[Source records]
───

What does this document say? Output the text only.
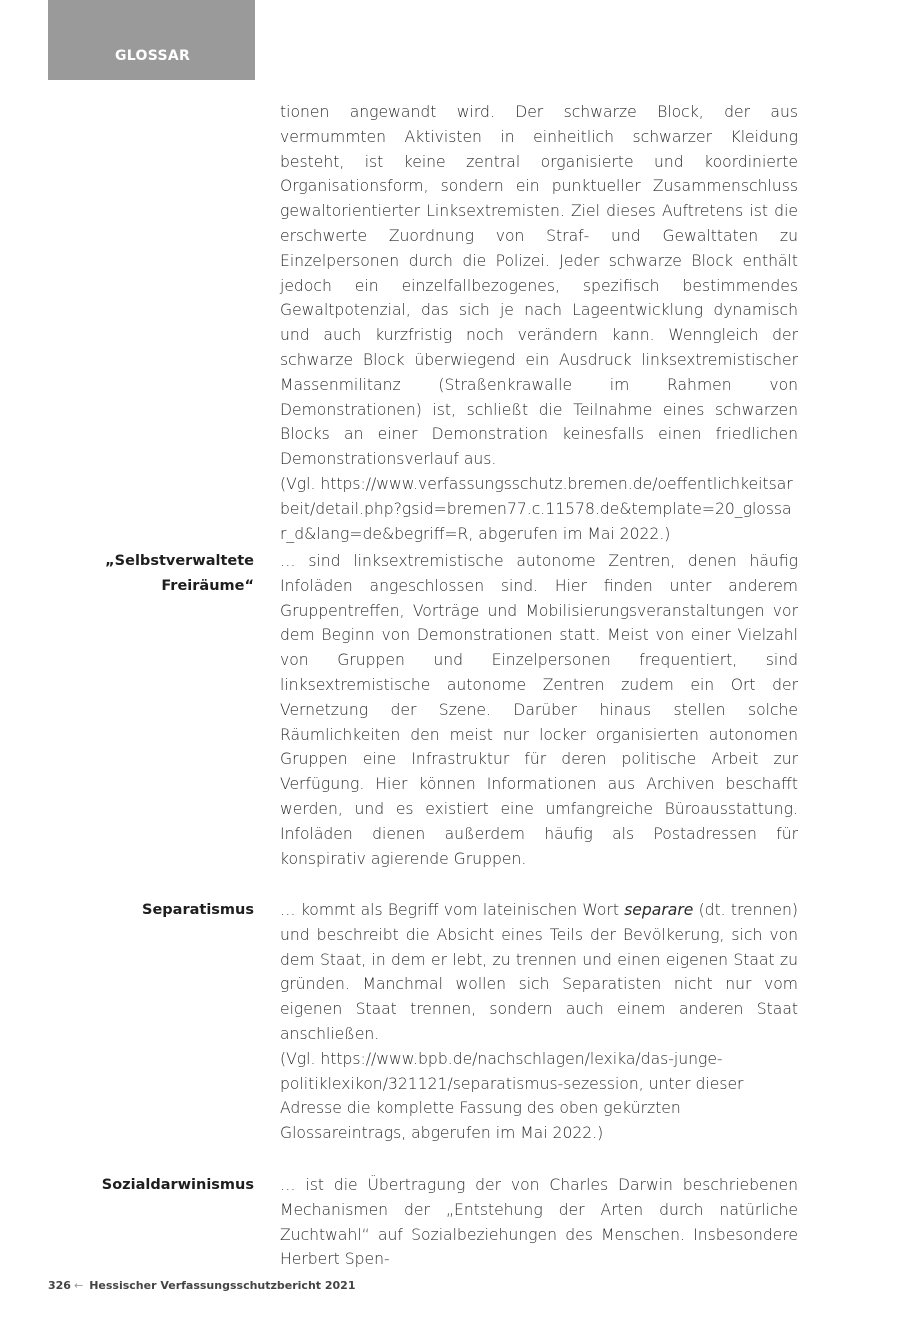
GLOSSAR

tionen angewandt wird. Der schwarze Block, der aus vermummten Aktivisten in einheitlich schwarzer Kleidung besteht, ist keine zentral organisierte und koordinierte Organisationsform, sondern ein punktueller Zusammenschluss gewaltorientierter Linksextremisten. Ziel dieses Auftretens ist die erschwerte Zuordnung von Straf- und Gewalttaten zu Einzelpersonen durch die Polizei. Jeder schwarze Block enthält jedoch ein einzelfallbezogenes, spezifisch bestimmendes Gewaltpotenzial, das sich je nach Lageentwicklung dynamisch und auch kurzfristig noch verändern kann. Wenngleich der schwarze Block überwiegend ein Ausdruck linksextremistischer Massenmilitanz (Straßenkrawalle im Rahmen von Demonstrationen) ist, schließt die Teilnahme eines schwarzen Blocks an einer Demonstration keinesfalls einen friedlichen Demonstrationsverlauf aus.

(Vgl. https://www.verfassungsschutz.bremen.de/oeffentlichkeitsarbeit/detail.php?gsid=bremen77.c.11578.de&template=20_glossar_d&lang=de&begriff=R, abgerufen im Mai 2022.)

„Selbstverwaltete Freiräume“

… sind linksextremistische autonome Zentren, denen häufig Infoläden angeschlossen sind. Hier finden unter anderem Gruppentreffen, Vorträge und Mobilisierungsveranstaltungen vor dem Beginn von Demonstrationen statt. Meist von einer Vielzahl von Gruppen und Einzelpersonen frequentiert, sind linksextremistische autonome Zentren zudem ein Ort der Vernetzung der Szene. Darüber hinaus stellen solche Räumlichkeiten den meist nur locker organisierten autonomen Gruppen eine Infrastruktur für deren politische Arbeit zur Verfügung. Hier können Informationen aus Archiven beschafft werden, und es existiert eine umfangreiche Büroausstattung. Infoläden dienen außerdem häufig als Postadressen für konspirativ agierende Gruppen.

Separatismus … kommt als Begriff vom lateinischen Wort separare (dt. trennen) und beschreibt die Absicht eines Teils der Bevölkerung, sich von dem Staat, in dem er lebt, zu trennen und einen eigenen Staat zu gründen. Manchmal wollen sich Separatisten nicht nur vom eigenen Staat trennen, sondern auch einem anderen Staat anschließen.

(Vgl. https://www.bpb.de/nachschlagen/lexika/das-junge-politiklexikon/321121/separatismus-sezession, unter dieser Adresse die komplette Fassung des oben gekürzten Glossareintrags, abgerufen im Mai 2022.)

Sozialdarwinismus … ist die Übertragung der von Charles Darwin beschriebenen Mechanismen der „Entstehung der Arten durch natürliche Zuchtwahl“ auf Sozialbeziehungen des Menschen. Insbesondere Herbert Spen-

326 ← Hessischer Verfassungsschutzbericht 2021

───

(YOUR OBJECTIVE)
Nothing but a number should be given: the count of lines above that hold "abgerufen".

(FINISHED TASK)
2